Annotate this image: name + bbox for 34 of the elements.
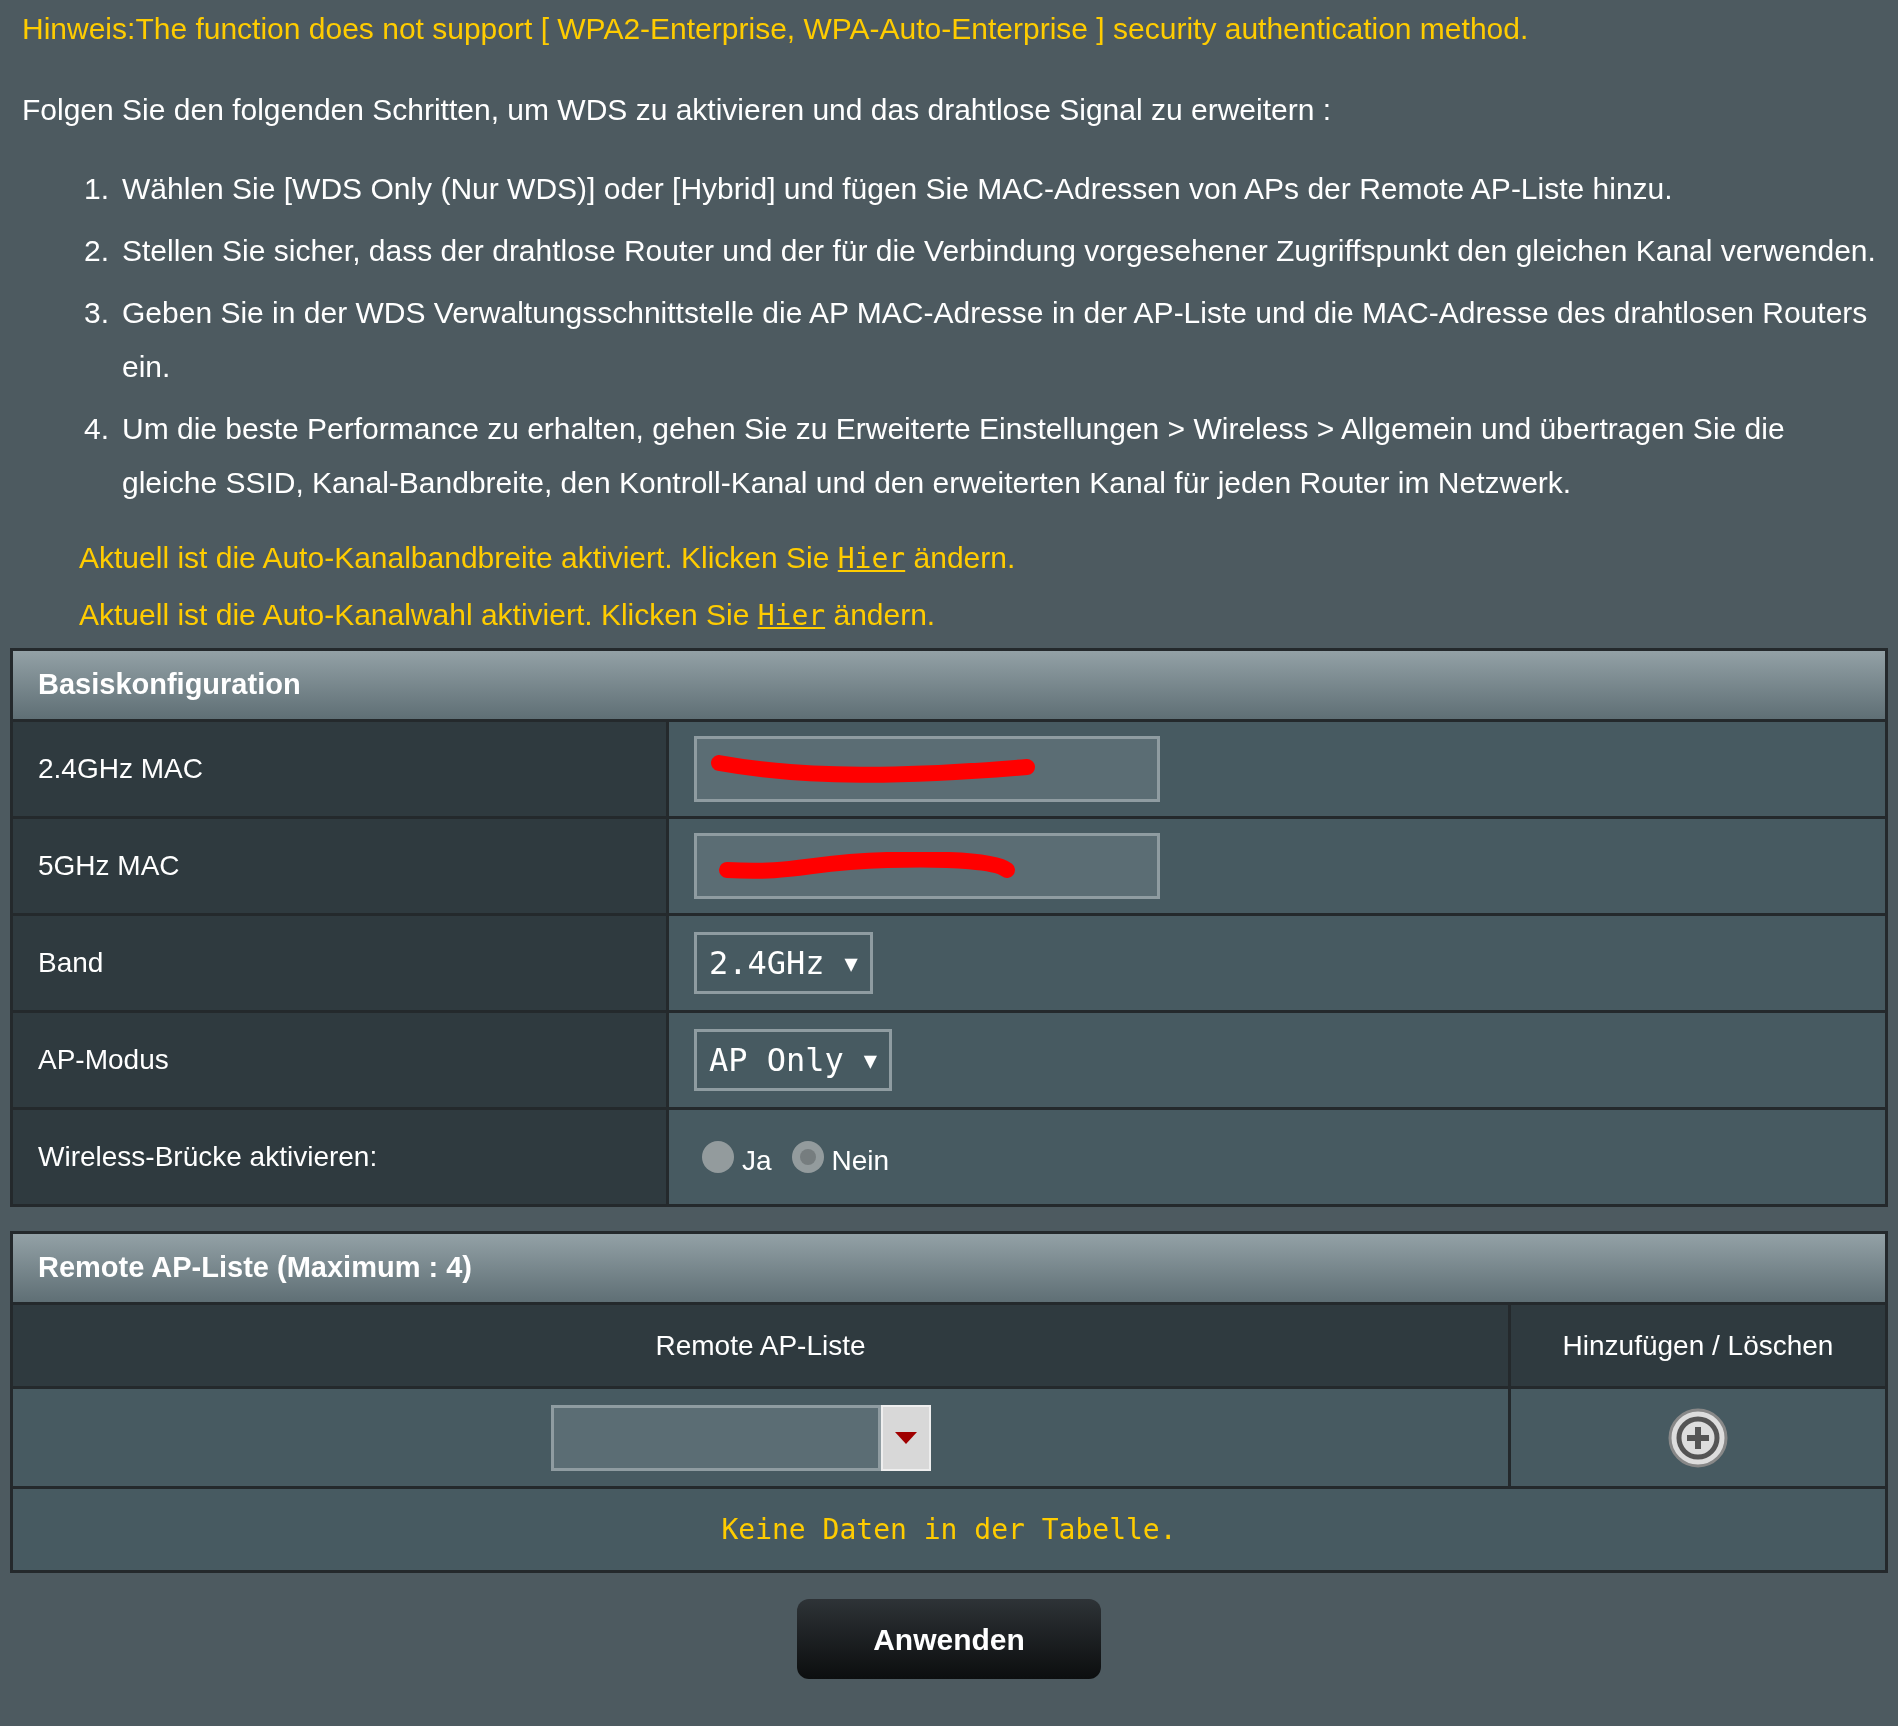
- dropdown[interactable]: 2.4GHz ▼: [694, 932, 873, 994]
- dropdown-arrow-icon: [894, 1431, 917, 1444]
- notice-text: Aktuell ist die Auto-Kanalbandbreite aktiviert. Klicken Sie Hier ändern.: [79, 540, 1017, 577]
- step-number: 1.: [84, 171, 111, 207]
- step-text: Geben Sie in der WDS Verwaltungsschnittstelle die AP MAC-Adresse in der AP-Liste und die MAC-Adresse des drahtlosen Routers ein.: [122, 295, 1869, 385]
- ap-combo-field[interactable]: [550, 1404, 931, 1471]
- hint-text: Hinweis:The function does not support [ WPA2-Enterprise, WPA-Auto-Enterprise ] security authentication method.: [22, 11, 1530, 47]
- row-label: 2.4GHz MAC: [13, 722, 669, 816]
- dropdown[interactable]: AP Only ▼: [694, 1029, 893, 1091]
- step-number: 2.: [84, 233, 111, 269]
- row-label: Wireless-Brücke aktivieren:: [13, 1110, 669, 1204]
- step-number: 3.: [84, 295, 111, 331]
- section-header: Remote AP-Liste (Maximum : 4): [13, 1234, 1885, 1302]
- step-text: Um die beste Performance zu erhalten, gehen Sie zu Erweiterte Einstellungen > Wireless > Allgemein und übertragen Sie die gleiche SSID, Kanal-Bandbreite, den Kontroll-Kanal und den erweiterten Kanal für jeden Router im Netzwerk.: [122, 411, 1786, 501]
- step-number: 4.: [84, 411, 111, 447]
- radio-label: Nein: [831, 1144, 890, 1178]
- radio-button[interactable]: [702, 1141, 734, 1173]
- notice-text: Aktuell ist die Auto-Kanalwahl aktiviert. Klicken Sie Hier ändern.: [79, 597, 937, 634]
- here-link[interactable]: Hier: [757, 599, 826, 632]
- step-text: Wählen Sie [WDS Only (Nur WDS)] oder [Hybrid] und fügen Sie MAC-Adressen von APs der Remote AP-Liste hinzu.: [122, 171, 1674, 207]
- empty-table-text: Keine Daten in der Tabelle.: [721, 1511, 1177, 1548]
- apply-button[interactable]: Anwenden: [797, 1599, 1101, 1679]
- radio-button[interactable]: [791, 1141, 824, 1173]
- mac-field[interactable]: [694, 833, 1160, 899]
- intro-text: Folgen Sie den folgenden Schritten, um WDS zu aktivieren und das drahtlose Signal zu erweitern :: [22, 92, 1333, 128]
- column-header: Hinzufügen / Löschen: [1561, 1328, 1835, 1363]
- radio-label: Ja: [742, 1144, 772, 1178]
- row-label: Band: [13, 916, 669, 1010]
- step-text: Stellen Sie sicher, dass der drahtlose Router und der für die Verbindung vorgesehener Zugriffspunkt den gleichen Kanal verwenden.: [122, 233, 1876, 269]
- here-link[interactable]: Hier: [837, 542, 906, 575]
- mac-field[interactable]: [694, 736, 1160, 802]
- section-header: Basiskonfiguration: [13, 651, 1885, 719]
- row-label: 5GHz MAC: [13, 819, 669, 913]
- row-label: AP-Modus: [13, 1013, 669, 1107]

+-------+

» Direction: Reproduce the material word for word, starting with the line that contains "- dropdown[interactable]: 2.4GHz" and going on through the line that contains "- ap-combo-field[interactable]: [550, 1404, 931, 1471]".

» Correct output:
- dropdown[interactable]: 2.4GHz ▼: [694, 932, 873, 994]
- dropdown-arrow-icon: [894, 1431, 917, 1444]
- notice-text: Aktuell ist die Auto-Kanalbandbreite aktiviert. Klicken Sie Hier ändern.: [79, 540, 1017, 577]
- step-number: 1.: [84, 171, 111, 207]
- step-text: Geben Sie in der WDS Verwaltungsschnittstelle die AP MAC-Adresse in der AP-Liste und die MAC-Adresse des drahtlosen Routers ein.: [122, 295, 1869, 385]
- ap-combo-field[interactable]: [550, 1404, 931, 1471]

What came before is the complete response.